Data listing:
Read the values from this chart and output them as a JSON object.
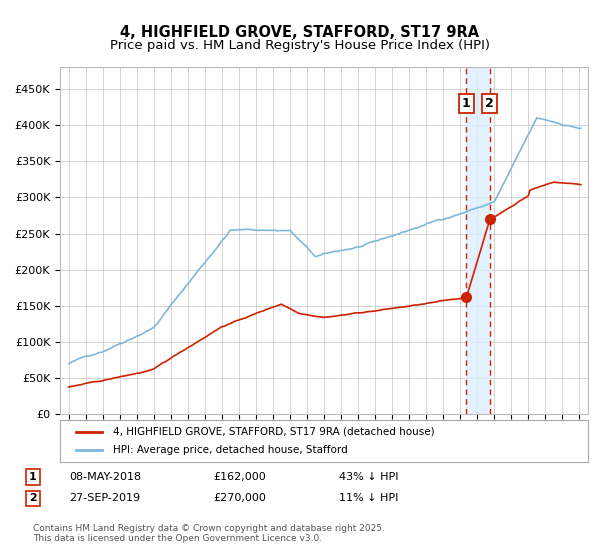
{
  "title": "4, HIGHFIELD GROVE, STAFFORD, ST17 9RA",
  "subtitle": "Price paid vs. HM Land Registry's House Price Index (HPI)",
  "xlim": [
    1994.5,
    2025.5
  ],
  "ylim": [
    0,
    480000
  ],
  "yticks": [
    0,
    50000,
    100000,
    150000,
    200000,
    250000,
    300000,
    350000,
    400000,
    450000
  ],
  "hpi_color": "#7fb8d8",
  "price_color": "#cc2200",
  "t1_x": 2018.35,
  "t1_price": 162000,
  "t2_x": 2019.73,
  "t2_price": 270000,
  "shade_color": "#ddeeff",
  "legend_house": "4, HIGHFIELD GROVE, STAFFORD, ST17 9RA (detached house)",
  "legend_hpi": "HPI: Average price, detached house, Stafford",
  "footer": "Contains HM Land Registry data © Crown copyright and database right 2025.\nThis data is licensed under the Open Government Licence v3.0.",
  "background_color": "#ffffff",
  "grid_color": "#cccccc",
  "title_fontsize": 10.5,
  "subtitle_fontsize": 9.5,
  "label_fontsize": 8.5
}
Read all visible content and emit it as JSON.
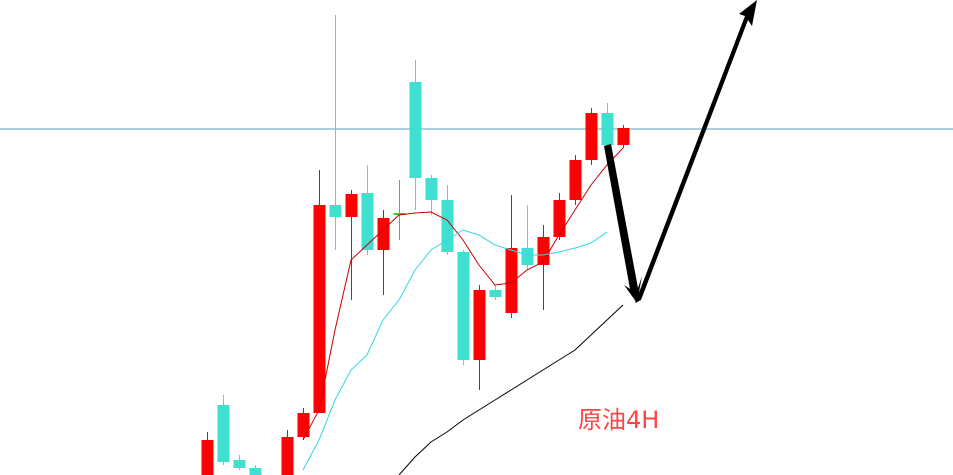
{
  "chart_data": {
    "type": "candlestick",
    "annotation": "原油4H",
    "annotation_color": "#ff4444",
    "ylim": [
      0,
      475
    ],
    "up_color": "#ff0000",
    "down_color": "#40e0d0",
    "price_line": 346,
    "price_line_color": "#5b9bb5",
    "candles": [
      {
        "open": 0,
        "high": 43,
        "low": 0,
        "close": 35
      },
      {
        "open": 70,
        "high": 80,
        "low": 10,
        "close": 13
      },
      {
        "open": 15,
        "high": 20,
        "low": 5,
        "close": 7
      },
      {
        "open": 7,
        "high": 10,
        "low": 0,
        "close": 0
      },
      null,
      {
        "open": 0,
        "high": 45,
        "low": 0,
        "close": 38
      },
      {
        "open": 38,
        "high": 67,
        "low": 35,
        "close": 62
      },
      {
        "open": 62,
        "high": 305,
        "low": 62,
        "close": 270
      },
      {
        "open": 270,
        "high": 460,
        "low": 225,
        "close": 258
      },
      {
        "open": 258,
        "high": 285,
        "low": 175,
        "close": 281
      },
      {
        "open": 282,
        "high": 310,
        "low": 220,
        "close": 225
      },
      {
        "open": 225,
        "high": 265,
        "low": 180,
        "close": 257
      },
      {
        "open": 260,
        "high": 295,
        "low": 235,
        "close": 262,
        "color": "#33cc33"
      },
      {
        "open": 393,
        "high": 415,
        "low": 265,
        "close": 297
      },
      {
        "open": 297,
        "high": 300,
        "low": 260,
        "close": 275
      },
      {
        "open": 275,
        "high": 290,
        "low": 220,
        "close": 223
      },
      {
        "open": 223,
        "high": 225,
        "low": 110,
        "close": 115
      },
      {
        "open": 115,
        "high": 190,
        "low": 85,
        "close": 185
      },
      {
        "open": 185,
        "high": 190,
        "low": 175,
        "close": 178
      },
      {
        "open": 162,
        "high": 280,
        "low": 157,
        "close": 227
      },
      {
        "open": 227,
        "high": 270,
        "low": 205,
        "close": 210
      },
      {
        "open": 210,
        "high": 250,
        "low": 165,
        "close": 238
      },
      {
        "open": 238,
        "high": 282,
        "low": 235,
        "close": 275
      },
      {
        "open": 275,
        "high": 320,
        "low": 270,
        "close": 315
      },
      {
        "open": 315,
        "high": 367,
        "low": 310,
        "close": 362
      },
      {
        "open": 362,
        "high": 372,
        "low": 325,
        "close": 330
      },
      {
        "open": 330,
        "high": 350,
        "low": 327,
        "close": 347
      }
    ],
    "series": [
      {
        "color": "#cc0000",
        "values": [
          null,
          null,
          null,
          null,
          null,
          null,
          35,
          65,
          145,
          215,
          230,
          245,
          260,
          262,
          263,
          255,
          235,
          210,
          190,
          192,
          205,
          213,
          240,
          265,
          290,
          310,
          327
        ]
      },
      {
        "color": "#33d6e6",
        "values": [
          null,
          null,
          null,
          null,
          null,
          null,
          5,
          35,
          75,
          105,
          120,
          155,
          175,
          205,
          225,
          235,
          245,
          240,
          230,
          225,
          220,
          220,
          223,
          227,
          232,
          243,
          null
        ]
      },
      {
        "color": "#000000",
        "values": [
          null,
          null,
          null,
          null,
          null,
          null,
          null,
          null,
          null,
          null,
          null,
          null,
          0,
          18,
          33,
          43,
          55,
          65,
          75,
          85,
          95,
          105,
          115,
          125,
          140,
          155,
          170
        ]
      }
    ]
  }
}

Your instructions: Every line is to be duplicated exactly, though pictures stay out.

Exercise response:
Read the values from this chart and output them as a JSON object.
{
  "title": "4, HIGHFIELD GROVE, STAFFORD, ST17 9RA",
  "subtitle": "Price paid vs. HM Land Registry's House Price Index (HPI)",
  "xlim": [
    1994.5,
    2025.5
  ],
  "ylim": [
    0,
    480000
  ],
  "yticks": [
    0,
    50000,
    100000,
    150000,
    200000,
    250000,
    300000,
    350000,
    400000,
    450000
  ],
  "hpi_color": "#7fb8d8",
  "price_color": "#cc2200",
  "t1_x": 2018.35,
  "t1_price": 162000,
  "t2_x": 2019.73,
  "t2_price": 270000,
  "shade_color": "#ddeeff",
  "legend_house": "4, HIGHFIELD GROVE, STAFFORD, ST17 9RA (detached house)",
  "legend_hpi": "HPI: Average price, detached house, Stafford",
  "footer": "Contains HM Land Registry data © Crown copyright and database right 2025.\nThis data is licensed under the Open Government Licence v3.0.",
  "background_color": "#ffffff",
  "grid_color": "#cccccc",
  "title_fontsize": 10.5,
  "subtitle_fontsize": 9.5,
  "label_fontsize": 8.5
}
Read all visible content and emit it as JSON.
{
  "chart_data": {
    "type": "candlestick",
    "annotation": "原油4H",
    "annotation_color": "#ff4444",
    "ylim": [
      0,
      475
    ],
    "up_color": "#ff0000",
    "down_color": "#40e0d0",
    "price_line": 346,
    "price_line_color": "#5b9bb5",
    "candles": [
      {
        "open": 0,
        "high": 43,
        "low": 0,
        "close": 35
      },
      {
        "open": 70,
        "high": 80,
        "low": 10,
        "close": 13
      },
      {
        "open": 15,
        "high": 20,
        "low": 5,
        "close": 7
      },
      {
        "open": 7,
        "high": 10,
        "low": 0,
        "close": 0
      },
      null,
      {
        "open": 0,
        "high": 45,
        "low": 0,
        "close": 38
      },
      {
        "open": 38,
        "high": 67,
        "low": 35,
        "close": 62
      },
      {
        "open": 62,
        "high": 305,
        "low": 62,
        "close": 270
      },
      {
        "open": 270,
        "high": 460,
        "low": 225,
        "close": 258
      },
      {
        "open": 258,
        "high": 285,
        "low": 175,
        "close": 281
      },
      {
        "open": 282,
        "high": 310,
        "low": 220,
        "close": 225
      },
      {
        "open": 225,
        "high": 265,
        "low": 180,
        "close": 257
      },
      {
        "open": 260,
        "high": 295,
        "low": 235,
        "close": 262,
        "color": "#33cc33"
      },
      {
        "open": 393,
        "high": 415,
        "low": 265,
        "close": 297
      },
      {
        "open": 297,
        "high": 300,
        "low": 260,
        "close": 275
      },
      {
        "open": 275,
        "high": 290,
        "low": 220,
        "close": 223
      },
      {
        "open": 223,
        "high": 225,
        "low": 110,
        "close": 115
      },
      {
        "open": 115,
        "high": 190,
        "low": 85,
        "close": 185
      },
      {
        "open": 185,
        "high": 190,
        "low": 175,
        "close": 178
      },
      {
        "open": 162,
        "high": 280,
        "low": 157,
        "close": 227
      },
      {
        "open": 227,
        "high": 270,
        "low": 205,
        "close": 210
      },
      {
        "open": 210,
        "high": 250,
        "low": 165,
        "close": 238
      },
      {
        "open": 238,
        "high": 282,
        "low": 235,
        "close": 275
      },
      {
        "open": 275,
        "high": 320,
        "low": 270,
        "close": 315
      },
      {
        "open": 315,
        "high": 367,
        "low": 310,
        "close": 362
      },
      {
        "open": 362,
        "high": 372,
        "low": 325,
        "close": 330
      },
      {
        "open": 330,
        "high": 350,
        "low": 327,
        "close": 347
      }
    ],
    "series": [
      {
        "color": "#cc0000",
        "values": [
          null,
          null,
          null,
          null,
          null,
          null,
          35,
          65,
          145,
          215,
          230,
          245,
          260,
          262,
          263,
          255,
          235,
          210,
          190,
          192,
          205,
          213,
          240,
          265,
          290,
          310,
          327
        ]
      },
      {
        "color": "#33d6e6",
        "values": [
          null,
          null,
          null,
          null,
          null,
          null,
          5,
          35,
          75,
          105,
          120,
          155,
          175,
          205,
          225,
          235,
          245,
          240,
          230,
          225,
          220,
          220,
          223,
          227,
          232,
          243,
          null
        ]
      },
      {
        "color": "#000000",
        "values": [
          null,
          null,
          null,
          null,
          null,
          null,
          null,
          null,
          null,
          null,
          null,
          null,
          0,
          18,
          33,
          43,
          55,
          65,
          75,
          85,
          95,
          105,
          115,
          125,
          140,
          155,
          170
        ]
      }
    ]
  }
}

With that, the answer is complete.